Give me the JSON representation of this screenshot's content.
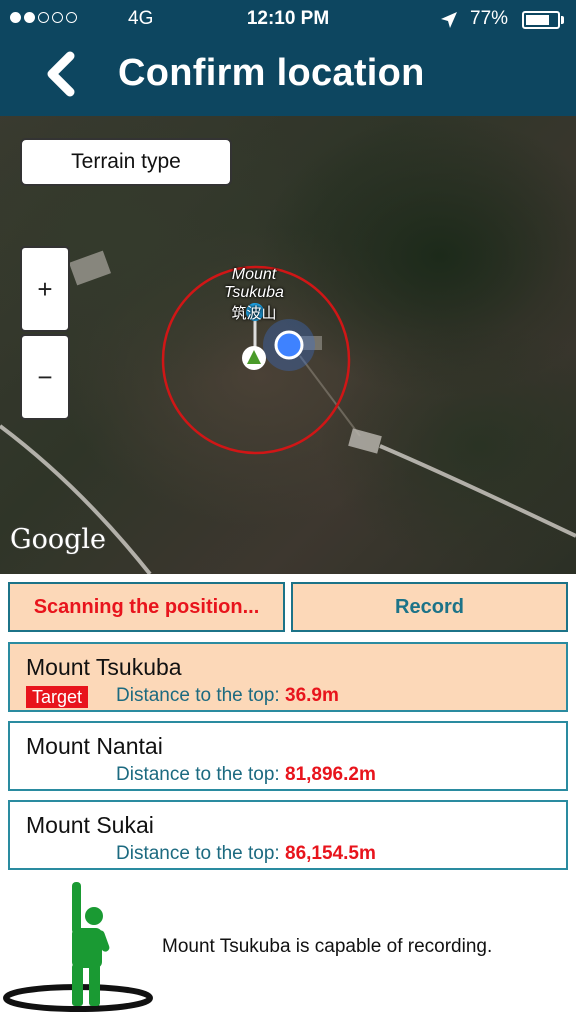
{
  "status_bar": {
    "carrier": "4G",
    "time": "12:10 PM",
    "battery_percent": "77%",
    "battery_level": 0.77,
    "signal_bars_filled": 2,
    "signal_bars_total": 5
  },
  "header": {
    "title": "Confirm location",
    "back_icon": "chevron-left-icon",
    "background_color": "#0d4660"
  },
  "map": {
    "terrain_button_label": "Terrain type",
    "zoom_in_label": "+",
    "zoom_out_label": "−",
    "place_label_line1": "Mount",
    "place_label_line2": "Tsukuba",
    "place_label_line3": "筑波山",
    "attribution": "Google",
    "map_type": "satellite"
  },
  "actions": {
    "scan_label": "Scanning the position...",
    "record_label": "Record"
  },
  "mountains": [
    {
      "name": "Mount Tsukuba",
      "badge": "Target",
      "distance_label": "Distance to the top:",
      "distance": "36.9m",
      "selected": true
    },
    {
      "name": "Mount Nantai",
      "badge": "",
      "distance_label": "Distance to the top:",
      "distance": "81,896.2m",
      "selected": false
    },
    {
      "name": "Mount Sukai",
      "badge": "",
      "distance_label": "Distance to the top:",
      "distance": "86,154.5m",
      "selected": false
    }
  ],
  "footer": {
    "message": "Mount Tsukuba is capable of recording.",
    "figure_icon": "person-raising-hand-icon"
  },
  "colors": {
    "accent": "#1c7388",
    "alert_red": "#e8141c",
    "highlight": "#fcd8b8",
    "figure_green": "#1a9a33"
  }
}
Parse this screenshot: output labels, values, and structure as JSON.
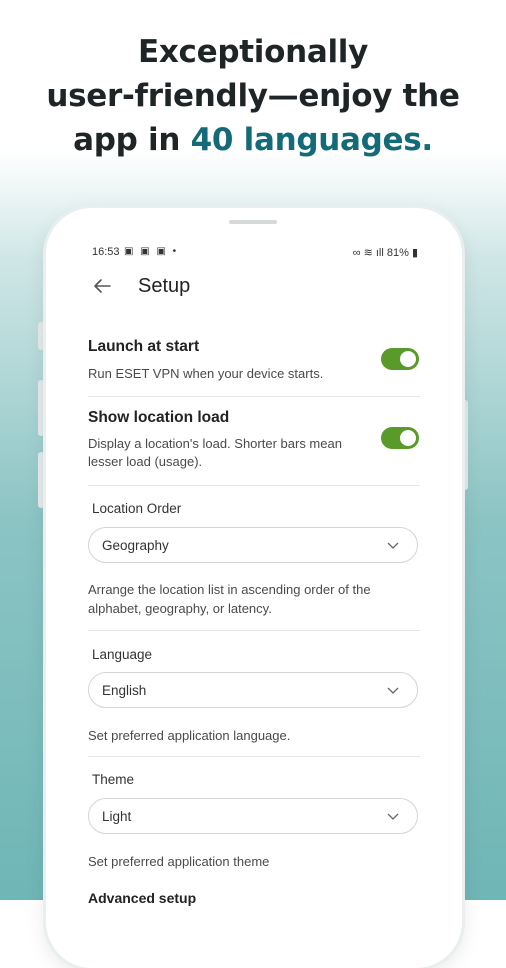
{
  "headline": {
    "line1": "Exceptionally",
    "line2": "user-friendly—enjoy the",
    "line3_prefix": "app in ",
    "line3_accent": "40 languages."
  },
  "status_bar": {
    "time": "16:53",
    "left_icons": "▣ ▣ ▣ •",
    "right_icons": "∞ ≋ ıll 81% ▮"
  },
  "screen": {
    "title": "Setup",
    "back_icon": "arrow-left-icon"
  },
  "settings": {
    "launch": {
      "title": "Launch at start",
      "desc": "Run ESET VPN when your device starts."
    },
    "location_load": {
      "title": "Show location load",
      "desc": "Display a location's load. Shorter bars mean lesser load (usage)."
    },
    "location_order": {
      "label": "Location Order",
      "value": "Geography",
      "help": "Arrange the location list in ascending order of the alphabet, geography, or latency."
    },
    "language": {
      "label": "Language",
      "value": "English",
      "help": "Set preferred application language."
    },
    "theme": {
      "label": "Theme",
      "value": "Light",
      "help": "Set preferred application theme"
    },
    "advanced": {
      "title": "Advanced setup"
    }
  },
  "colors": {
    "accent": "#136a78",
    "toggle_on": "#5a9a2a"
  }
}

### WORK TO COMPLETE
Copy each line of the listing that includes "preferred".

### THE REPLY
      "help": "Set preferred application language."
      "help": "Set preferred application theme"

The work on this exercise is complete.